Text provided:
---

So I was under the impression that Tasks weren’t scheduled asynchronously as something like DispatchQueue.global().async { } would. Rather, they have to wait for the current thread/actor to finish or suspend before they can be submitted anywhere @ktoso

Yeah, but that's due to the core principle of actors: no concurrent execution of two pieces of work.

I would recommend maybe taking a step back and watching some of the introductionary talks about actors and tasks from WWDC? E.g. Protect mutable state with Swift actors - WWDC21 - Videos - Apple Developer and Eliminate data races using Swift Concurrency - WWDC22 - Videos - Apple Developer as well as Protect mutable state with Swift actors - WWDC21 - Videos - Apple Developer

1 Like

@ktoso I saw the videos you linked and now have a better understanding. I don’t want to take more of your time so I’ll make one final request and ask you to clarify this sequence of events:

  1. Task is initialised in test()
  2. Task is scheduled on the current actor SomeActor
  3. Task can’t do anything yet because the actor SomeActor is still doing some work, namely, executing the test() function
  4. The Task waits “for the island to get free” before it’s sent out to the open sea (from the sea of concurrency analogy in the eliminating data races video you linked)
  5. Once the island is free (the actor is done executing the test() function), the island people can send the Task off to the open sea (cooperative thread pool) so it can make it’s journey to the MainActor island.
  6. It goes and jumps onto the MainActor island (context switch) and executes once the MainActor is freed up.
@main
struct T1 {
    actor Printer {
        static let shared = Printer ()
        
        func print (_ i: Int) {
            Swift.print ("-->", i)
        }
    }
    
    actor SomeActor {
        func test() {
            for i in 0..<8 {
                // Task {
                Task {@MainActor in
                    await Printer.shared.print (i)
                }
            }
        }
    }
    
    static func main () async {
        let a = SomeActor ()
        await a.test ()
        print ("test finished")
        try! await Task.sleep (nanoseconds: 1_000_000_000_000)

---

Supplied information:
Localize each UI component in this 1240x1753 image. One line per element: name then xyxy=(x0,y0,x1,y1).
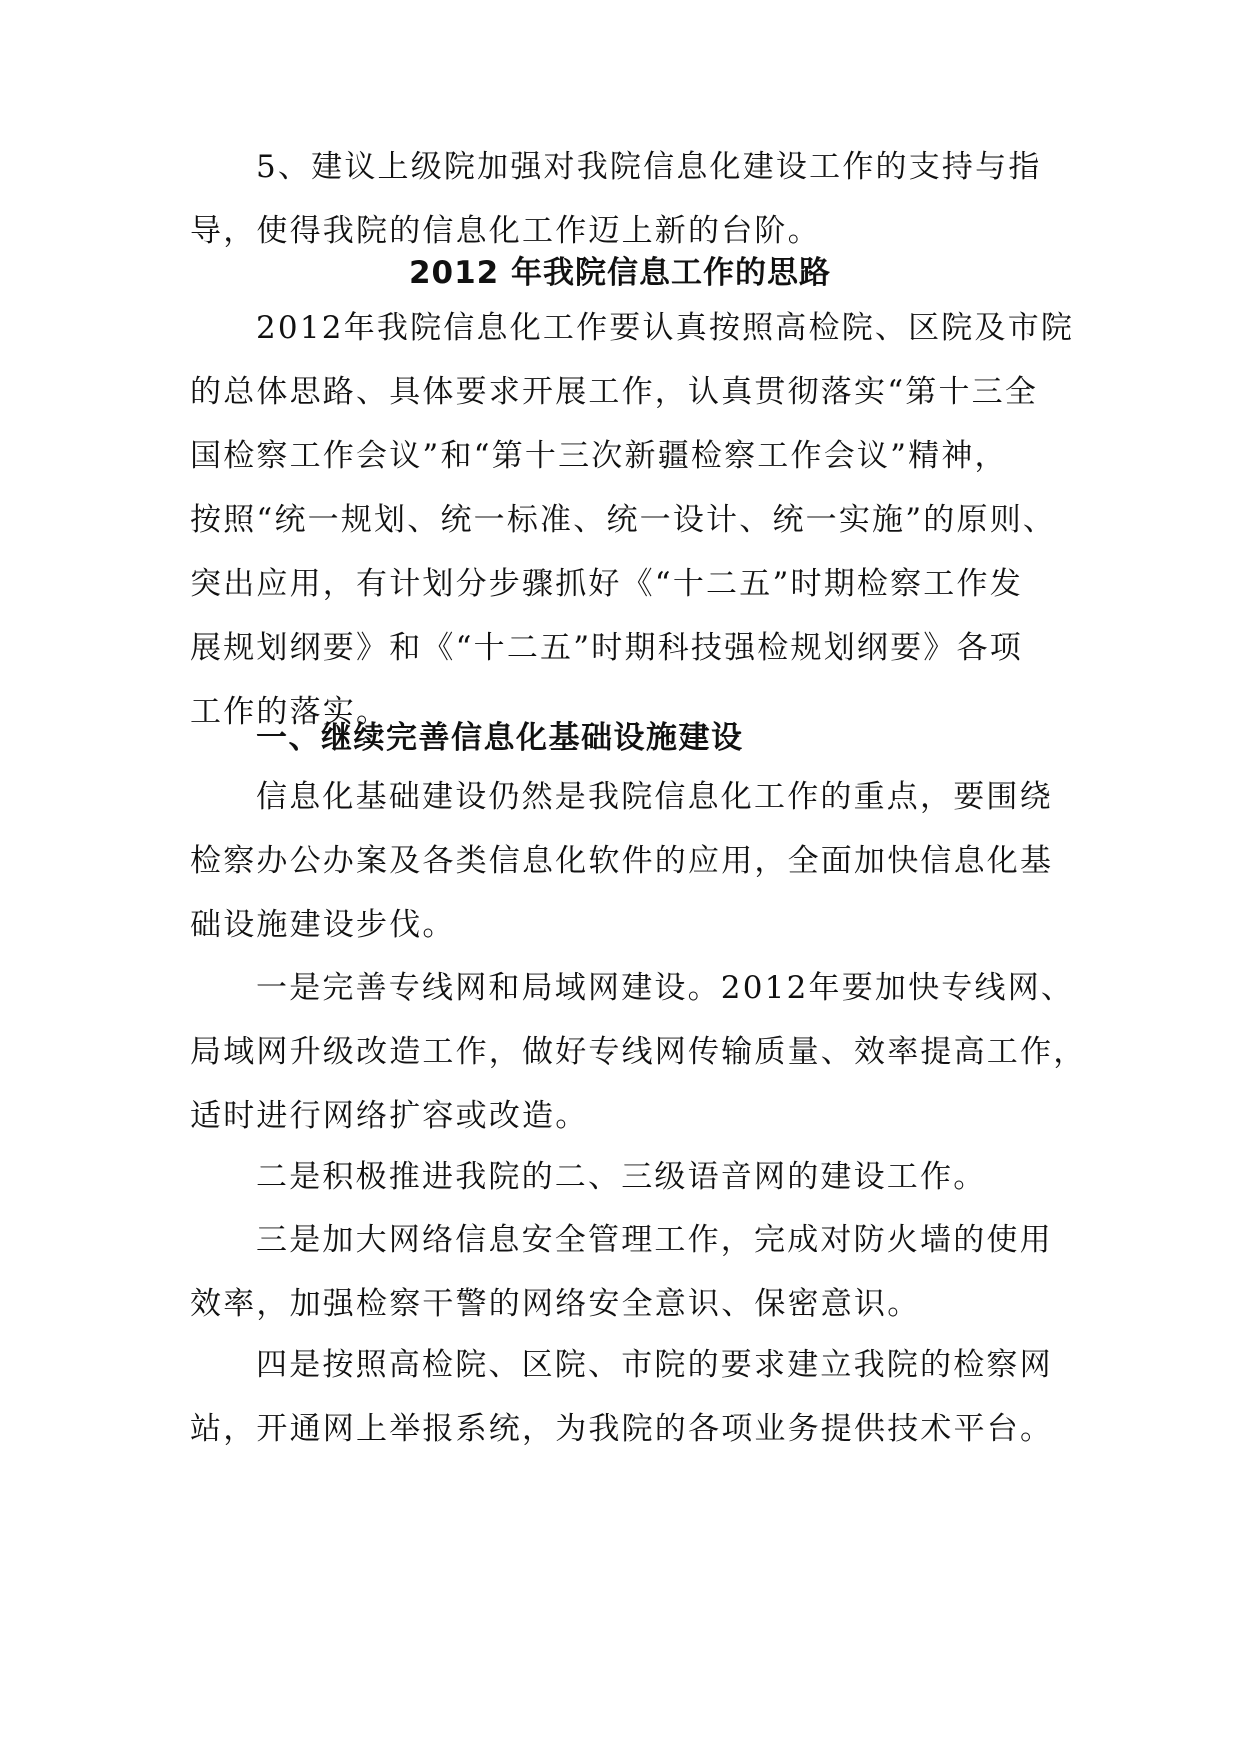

---

In the forum thread on Swift actors and tasks, what is the core principle of actors? Please answer in one sentence.

The core principle of actors is no concurrent execution of two pieces of work.